### Written exercise:
Exactly reproduce each entry, leaving out nothing.

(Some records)
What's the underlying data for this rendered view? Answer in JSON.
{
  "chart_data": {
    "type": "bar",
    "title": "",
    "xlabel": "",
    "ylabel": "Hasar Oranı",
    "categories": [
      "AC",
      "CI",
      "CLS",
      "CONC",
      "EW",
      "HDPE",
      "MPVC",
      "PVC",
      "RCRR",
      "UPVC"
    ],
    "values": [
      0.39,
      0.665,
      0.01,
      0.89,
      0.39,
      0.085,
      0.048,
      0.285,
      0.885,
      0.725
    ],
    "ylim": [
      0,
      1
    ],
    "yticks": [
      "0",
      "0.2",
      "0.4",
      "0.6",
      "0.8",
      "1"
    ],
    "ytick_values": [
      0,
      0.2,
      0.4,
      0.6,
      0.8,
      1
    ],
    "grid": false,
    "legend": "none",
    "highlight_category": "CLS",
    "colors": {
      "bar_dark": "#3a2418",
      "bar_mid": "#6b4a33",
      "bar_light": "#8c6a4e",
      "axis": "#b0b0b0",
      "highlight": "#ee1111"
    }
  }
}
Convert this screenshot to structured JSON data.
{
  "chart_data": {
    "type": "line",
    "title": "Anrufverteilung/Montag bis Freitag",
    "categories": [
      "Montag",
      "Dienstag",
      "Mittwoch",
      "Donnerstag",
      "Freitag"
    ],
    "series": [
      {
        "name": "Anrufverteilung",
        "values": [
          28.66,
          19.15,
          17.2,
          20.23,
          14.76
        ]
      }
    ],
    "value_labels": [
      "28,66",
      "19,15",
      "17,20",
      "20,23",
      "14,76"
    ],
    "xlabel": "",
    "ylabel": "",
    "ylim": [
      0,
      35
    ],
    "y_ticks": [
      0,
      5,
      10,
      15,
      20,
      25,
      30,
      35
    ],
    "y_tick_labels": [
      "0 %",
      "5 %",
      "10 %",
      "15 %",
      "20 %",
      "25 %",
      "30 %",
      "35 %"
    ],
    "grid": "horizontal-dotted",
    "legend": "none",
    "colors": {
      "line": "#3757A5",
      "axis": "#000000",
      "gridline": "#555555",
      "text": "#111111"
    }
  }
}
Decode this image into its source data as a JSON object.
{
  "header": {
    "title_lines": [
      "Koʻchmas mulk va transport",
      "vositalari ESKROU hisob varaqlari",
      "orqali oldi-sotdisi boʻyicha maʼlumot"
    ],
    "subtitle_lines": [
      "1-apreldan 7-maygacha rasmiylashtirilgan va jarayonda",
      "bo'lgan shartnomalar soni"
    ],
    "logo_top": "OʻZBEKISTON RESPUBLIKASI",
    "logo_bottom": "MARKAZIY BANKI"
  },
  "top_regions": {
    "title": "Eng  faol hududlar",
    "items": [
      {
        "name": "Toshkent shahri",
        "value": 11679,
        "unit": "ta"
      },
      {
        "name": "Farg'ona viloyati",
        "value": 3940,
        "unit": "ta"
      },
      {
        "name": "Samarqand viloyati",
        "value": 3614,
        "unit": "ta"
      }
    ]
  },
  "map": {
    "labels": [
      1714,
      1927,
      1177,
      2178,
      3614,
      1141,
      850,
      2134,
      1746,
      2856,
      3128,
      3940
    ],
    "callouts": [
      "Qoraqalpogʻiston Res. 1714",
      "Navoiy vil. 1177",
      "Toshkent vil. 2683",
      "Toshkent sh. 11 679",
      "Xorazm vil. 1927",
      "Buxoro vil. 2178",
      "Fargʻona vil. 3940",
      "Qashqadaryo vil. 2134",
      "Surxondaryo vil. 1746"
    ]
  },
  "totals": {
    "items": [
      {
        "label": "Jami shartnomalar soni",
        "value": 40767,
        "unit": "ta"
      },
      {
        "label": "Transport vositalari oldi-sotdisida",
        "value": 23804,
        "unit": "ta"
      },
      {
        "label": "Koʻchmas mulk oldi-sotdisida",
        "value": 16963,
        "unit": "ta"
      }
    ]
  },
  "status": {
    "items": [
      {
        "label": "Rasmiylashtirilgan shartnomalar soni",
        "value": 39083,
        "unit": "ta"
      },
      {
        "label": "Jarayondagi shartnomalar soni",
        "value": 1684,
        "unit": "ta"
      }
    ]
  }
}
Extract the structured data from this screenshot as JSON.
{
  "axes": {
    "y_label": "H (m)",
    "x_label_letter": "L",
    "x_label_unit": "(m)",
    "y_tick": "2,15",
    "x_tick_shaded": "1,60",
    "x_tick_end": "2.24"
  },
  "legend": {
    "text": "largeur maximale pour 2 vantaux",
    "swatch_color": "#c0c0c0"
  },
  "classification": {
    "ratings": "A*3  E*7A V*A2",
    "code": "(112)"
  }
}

### Task output:
What's the underlying data for this rendered view? Answer in JSON.
{
  "chart_data": {
    "type": "bar",
    "title": "",
    "xlabel": "",
    "ylabel": "Hasar Oranı",
    "categories": [
      "AC",
      "CI",
      "CLS",
      "CONC",
      "EW",
      "HDPE",
      "MPVC",
      "PVC",
      "RCRR",
      "UPVC"
    ],
    "values": [
      0.39,
      0.665,
      0.01,
      0.89,
      0.39,
      0.085,
      0.048,
      0.285,
      0.885,
      0.725
    ],
    "ylim": [
      0,
      1
    ],
    "yticks": [
      "0",
      "0.2",
      "0.4",
      "0.6",
      "0.8",
      "1"
    ],
    "ytick_values": [
      0,
      0.2,
      0.4,
      0.6,
      0.8,
      1
    ],
    "grid": false,
    "legend": "none",
    "highlight_category": "CLS",
    "colors": {
      "bar_dark": "#3a2418",
      "bar_mid": "#6b4a33",
      "bar_light": "#8c6a4e",
      "axis": "#b0b0b0",
      "highlight": "#ee1111"
    }
  }
}
Convert this screenshot to structured JSON data.
{
  "chart_data": {
    "type": "line",
    "title": "Anrufverteilung/Montag bis Freitag",
    "categories": [
      "Montag",
      "Dienstag",
      "Mittwoch",
      "Donnerstag",
      "Freitag"
    ],
    "series": [
      {
        "name": "Anrufverteilung",
        "values": [
          28.66,
          19.15,
          17.2,
          20.23,
          14.76
        ]
      }
    ],
    "value_labels": [
      "28,66",
      "19,15",
      "17,20",
      "20,23",
      "14,76"
    ],
    "xlabel": "",
    "ylabel": "",
    "ylim": [
      0,
      35
    ],
    "y_ticks": [
      0,
      5,
      10,
      15,
      20,
      25,
      30,
      35
    ],
    "y_tick_labels": [
      "0 %",
      "5 %",
      "10 %",
      "15 %",
      "20 %",
      "25 %",
      "30 %",
      "35 %"
    ],
    "grid": "horizontal-dotted",
    "legend": "none",
    "colors": {
      "line": "#3757A5",
      "axis": "#000000",
      "gridline": "#555555",
      "text": "#111111"
    }
  }
}
Decode this image into its source data as a JSON object.
{
  "header": {
    "title_lines": [
      "Koʻchmas mulk va transport",
      "vositalari ESKROU hisob varaqlari",
      "orqali oldi-sotdisi boʻyicha maʼlumot"
    ],
    "subtitle_lines": [
      "1-apreldan 7-maygacha rasmiylashtirilgan va jarayonda",
      "bo'lgan shartnomalar soni"
    ],
    "logo_top": "OʻZBEKISTON RESPUBLIKASI",
    "logo_bottom": "MARKAZIY BANKI"
  },
  "top_regions": {
    "title": "Eng  faol hududlar",
    "items": [
      {
        "name": "Toshkent shahri",
        "value": 11679,
        "unit": "ta"
      },
      {
        "name": "Farg'ona viloyati",
        "value": 3940,
        "unit": "ta"
      },
      {
        "name": "Samarqand viloyati",
        "value": 3614,
        "unit": "ta"
      }
    ]
  },
  "map": {
    "labels": [
      1714,
      1927,
      1177,
      2178,
      3614,
      1141,
      850,
      2134,
      1746,
      2856,
      3128,
      3940
    ],
    "callouts": [
      "Qoraqalpogʻiston Res. 1714",
      "Navoiy vil. 1177",
      "Toshkent vil. 2683",
      "Toshkent sh. 11 679",
      "Xorazm vil. 1927",
      "Buxoro vil. 2178",
      "Fargʻona vil. 3940",
      "Qashqadaryo vil. 2134",
      "Surxondaryo vil. 1746"
    ]
  },
  "totals": {
    "items": [
      {
        "label": "Jami shartnomalar soni",
        "value": 40767,
        "unit": "ta"
      },
      {
        "label": "Transport vositalari oldi-sotdisida",
        "value": 23804,
        "unit": "ta"
      },
      {
        "label": "Koʻchmas mulk oldi-sotdisida",
        "value": 16963,
        "unit": "ta"
      }
    ]
  },
  "status": {
    "items": [
      {
        "label": "Rasmiylashtirilgan shartnomalar soni",
        "value": 39083,
        "unit": "ta"
      },
      {
        "label": "Jarayondagi shartnomalar soni",
        "value": 1684,
        "unit": "ta"
      }
    ]
  }
}
Extract the structured data from this screenshot as JSON.
{
  "axes": {
    "y_label": "H (m)",
    "x_label_letter": "L",
    "x_label_unit": "(m)",
    "y_tick": "2,15",
    "x_tick_shaded": "1,60",
    "x_tick_end": "2.24"
  },
  "legend": {
    "text": "largeur maximale pour 2 vantaux",
    "swatch_color": "#c0c0c0"
  },
  "classification": {
    "ratings": "A*3  E*7A V*A2",
    "code": "(112)"
  }
}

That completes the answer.